▸ **SOURCE TEXT**
== Segment start ==

Disaster. Panic. Compassion. Humanity.

Lawaan, along with other towns and cities of Samar and Leyte, and to a lesser extent the entire country
was devastated by the calamitous disaster of 2013. Scores of people abandoned their homes in panic,
scattering into a frenzied diaspora, some never to return. Prices of goods that were previously taken for
granted climbed into astronomical proportions. A sense of despair loomed and threatened to
overwhelm the population.

The disaster brought out the worst part of humanity. Looting and stealing were prevalent across the
land. Stores and home were burglarized.

The disaster ALSO brought out the BEST part of humanity.

Never in my life had I seen such compassion, and charity came to help those in need. Thousands of tons
of supplies ranging from rice to ropes, from energy biscuits to mosquito nets, from t-shirts to tents were
brought in to assuage the sufferings of the people. These came in by varied means, from the classic
carabao-drawn carts to the most modern tilt-rotor aircraft and state of the art warships.

Those were days of sufferings but days of compassion, faith and humanity as well. I can remember the
tears and anguish, the determination, the courage, faith and hope of the people as we celebrated the
first holy mass after that great disaster.

I wish that the disaster never happened. I wish the death and destruction never occurred. But I am
thankful that I was there. I am thankful that I experienced the all the sufferings and tabulations brought
about by the disaster. I am thankful that I was able to be there and help.
But how did I end up on this place hundreds of miles from home? How did I end up stranded on an
island with no electricity, no cellphone signal in after an apocalyptic disaster?

The Answer.

On March 2008, five and a half years before the disaster a small thin boy, barely 16 years old walked the
steps of the UNHS stage, the song “Impossible Dream” faintly fading in the background. He gave a
rambling valedictory speech in mixed English and vernacular, thanking his mother, the school and
recollecting the experiences and values UNHS had inculcated into him. That this thin and sickly boy
whose father abandoned him as an infant and whose mother struggled to juggle the menial jobs and
caring for bed-ridden daughter, will graduate as top of the class was indeed an impossible dream.

== Segment end ==

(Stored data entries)

== Segment start ==

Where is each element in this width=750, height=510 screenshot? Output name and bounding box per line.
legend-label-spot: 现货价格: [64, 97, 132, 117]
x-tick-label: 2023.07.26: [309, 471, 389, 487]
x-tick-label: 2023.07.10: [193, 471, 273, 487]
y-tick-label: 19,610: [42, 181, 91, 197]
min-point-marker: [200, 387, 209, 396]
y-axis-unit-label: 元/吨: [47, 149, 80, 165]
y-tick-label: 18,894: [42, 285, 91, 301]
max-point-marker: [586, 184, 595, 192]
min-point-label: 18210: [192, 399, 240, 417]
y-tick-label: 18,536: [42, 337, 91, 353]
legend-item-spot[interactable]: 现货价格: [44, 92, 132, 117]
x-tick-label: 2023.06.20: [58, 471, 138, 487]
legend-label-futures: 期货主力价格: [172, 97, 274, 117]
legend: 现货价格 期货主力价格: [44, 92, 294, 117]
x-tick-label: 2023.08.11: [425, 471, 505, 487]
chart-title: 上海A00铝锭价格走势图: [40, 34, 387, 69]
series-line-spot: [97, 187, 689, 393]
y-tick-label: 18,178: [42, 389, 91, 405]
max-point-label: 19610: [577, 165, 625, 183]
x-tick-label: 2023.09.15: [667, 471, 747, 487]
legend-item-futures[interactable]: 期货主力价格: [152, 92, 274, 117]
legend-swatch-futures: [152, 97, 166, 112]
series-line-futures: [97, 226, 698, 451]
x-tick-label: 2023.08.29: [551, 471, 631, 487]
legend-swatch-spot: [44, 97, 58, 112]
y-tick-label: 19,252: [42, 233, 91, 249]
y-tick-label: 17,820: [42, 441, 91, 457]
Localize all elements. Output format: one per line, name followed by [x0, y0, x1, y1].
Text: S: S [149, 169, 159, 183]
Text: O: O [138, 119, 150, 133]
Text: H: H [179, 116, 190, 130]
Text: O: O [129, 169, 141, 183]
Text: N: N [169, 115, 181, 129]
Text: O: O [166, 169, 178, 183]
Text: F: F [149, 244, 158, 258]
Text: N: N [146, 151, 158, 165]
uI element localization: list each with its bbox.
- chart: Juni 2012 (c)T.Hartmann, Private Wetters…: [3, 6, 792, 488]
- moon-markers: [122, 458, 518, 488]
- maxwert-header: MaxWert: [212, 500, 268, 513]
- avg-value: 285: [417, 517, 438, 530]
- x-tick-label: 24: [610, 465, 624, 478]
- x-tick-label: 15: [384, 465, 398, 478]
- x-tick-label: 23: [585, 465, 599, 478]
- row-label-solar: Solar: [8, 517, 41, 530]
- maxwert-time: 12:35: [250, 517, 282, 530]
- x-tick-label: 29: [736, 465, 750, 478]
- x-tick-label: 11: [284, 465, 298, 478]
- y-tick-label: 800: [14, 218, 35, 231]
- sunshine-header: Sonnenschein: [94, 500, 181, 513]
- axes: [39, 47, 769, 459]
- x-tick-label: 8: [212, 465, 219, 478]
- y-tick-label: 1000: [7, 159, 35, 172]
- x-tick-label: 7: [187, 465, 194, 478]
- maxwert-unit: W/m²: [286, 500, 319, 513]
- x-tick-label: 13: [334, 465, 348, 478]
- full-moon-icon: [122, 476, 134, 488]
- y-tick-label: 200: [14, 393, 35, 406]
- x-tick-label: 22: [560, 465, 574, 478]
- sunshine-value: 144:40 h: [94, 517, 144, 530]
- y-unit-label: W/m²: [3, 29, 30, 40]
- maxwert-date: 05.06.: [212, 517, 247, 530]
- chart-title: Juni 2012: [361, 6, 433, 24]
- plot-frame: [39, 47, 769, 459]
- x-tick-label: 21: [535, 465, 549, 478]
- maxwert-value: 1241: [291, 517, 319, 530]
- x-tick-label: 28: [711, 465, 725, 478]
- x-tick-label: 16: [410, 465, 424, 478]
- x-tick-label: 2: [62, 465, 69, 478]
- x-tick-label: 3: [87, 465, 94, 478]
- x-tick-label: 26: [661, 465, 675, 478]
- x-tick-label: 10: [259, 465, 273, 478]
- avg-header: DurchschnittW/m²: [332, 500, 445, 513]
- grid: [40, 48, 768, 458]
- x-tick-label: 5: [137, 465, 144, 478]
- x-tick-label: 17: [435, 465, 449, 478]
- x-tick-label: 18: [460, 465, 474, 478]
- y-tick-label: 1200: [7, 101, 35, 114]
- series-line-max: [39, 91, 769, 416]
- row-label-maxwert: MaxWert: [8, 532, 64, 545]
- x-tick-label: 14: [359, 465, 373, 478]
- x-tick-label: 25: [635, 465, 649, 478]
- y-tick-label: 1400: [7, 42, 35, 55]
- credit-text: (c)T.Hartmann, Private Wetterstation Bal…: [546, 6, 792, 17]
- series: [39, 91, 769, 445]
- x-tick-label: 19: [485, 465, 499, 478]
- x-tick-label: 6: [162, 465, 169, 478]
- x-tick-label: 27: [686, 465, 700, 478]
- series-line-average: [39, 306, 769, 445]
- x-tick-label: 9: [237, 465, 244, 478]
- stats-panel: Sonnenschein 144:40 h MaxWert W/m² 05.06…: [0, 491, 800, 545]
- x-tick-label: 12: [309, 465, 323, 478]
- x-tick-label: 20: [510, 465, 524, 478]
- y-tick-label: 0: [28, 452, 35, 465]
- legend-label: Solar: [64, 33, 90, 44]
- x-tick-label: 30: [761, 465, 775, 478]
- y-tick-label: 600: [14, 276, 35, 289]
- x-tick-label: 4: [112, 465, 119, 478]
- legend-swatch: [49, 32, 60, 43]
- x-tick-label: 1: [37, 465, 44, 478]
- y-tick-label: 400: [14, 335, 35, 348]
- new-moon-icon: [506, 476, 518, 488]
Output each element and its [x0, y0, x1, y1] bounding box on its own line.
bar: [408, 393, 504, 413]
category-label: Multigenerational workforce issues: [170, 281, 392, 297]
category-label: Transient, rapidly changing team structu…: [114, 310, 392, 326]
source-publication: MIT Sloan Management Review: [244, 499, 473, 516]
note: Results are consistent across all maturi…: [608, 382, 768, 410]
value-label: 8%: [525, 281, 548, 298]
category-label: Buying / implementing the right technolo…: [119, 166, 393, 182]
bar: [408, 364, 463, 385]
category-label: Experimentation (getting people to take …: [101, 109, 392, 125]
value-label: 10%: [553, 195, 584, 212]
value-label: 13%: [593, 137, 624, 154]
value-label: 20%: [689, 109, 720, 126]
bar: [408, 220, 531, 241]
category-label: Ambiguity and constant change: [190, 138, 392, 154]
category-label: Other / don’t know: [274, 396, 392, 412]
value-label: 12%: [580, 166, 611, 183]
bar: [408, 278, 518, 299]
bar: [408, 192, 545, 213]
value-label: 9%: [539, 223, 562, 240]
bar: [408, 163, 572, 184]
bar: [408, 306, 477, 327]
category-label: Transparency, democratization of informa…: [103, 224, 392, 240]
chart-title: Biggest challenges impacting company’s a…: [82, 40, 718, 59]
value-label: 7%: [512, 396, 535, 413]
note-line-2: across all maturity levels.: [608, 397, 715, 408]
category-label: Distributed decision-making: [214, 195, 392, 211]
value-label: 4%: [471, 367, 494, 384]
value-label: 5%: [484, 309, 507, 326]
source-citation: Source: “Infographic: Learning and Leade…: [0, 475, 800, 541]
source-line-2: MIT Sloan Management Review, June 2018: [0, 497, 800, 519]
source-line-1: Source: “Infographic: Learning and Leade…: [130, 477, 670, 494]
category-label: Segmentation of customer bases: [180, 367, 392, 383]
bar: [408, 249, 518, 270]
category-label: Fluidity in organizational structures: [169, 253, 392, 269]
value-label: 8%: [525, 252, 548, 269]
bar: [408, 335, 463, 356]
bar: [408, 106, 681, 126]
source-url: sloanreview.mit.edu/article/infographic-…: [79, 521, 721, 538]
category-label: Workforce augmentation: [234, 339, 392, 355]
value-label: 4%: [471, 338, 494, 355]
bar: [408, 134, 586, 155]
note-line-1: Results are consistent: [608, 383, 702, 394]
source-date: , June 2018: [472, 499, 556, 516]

== Segment end ==

▸ **YOUR TASKS**
(a) In the essay about the 2013 disaster in Lawaan, what song was fading in the background as the boy walked the steps of the UNHS stage?
(b) Write the next part of the essay about the 2013 disaster in Lawaan, picking up after its final sentence.

▸ **ANSWERS GIVEN**
(a) "Impossible Dream"

(b)
But I did graduate as a valedictorian of class 2008.

Through hard work and countless struggles, with the help of God, the guidance of my teachers, the
indefatigable support of my mother- I came through.

And with this honor, doors of opportunity opened for me and I was able to become a scholar of Ateneo
de Naga.

Armed with the values that UNHS had planted and Ateneo further cultivated and developed, this small
boy grew into man. A man with and for others. And so after graduating, I decided to become part of the
Jesuit Volunteers Philippines. This gave me the opportunity to be assigned as a volunteer teacher and
guidance counselor for the Divine Child Academy in Samar.

But it was during that speech one fine evening in March 2008, while looking at the faces of my batch
mates, teachers and the parents present, it was at that time that the seed of the desire to serve was
sown.

And so, on that date, November 8, 2013, while the full fury of Yolanda was being unleashed, I, a proud
product of UNHS was there in the middle of the action as a witness to a disaster. I was also there as a
participant in the successful effort towards relief and recovery. November 2013 was indeed the worst
and the best part of my life.

A Call.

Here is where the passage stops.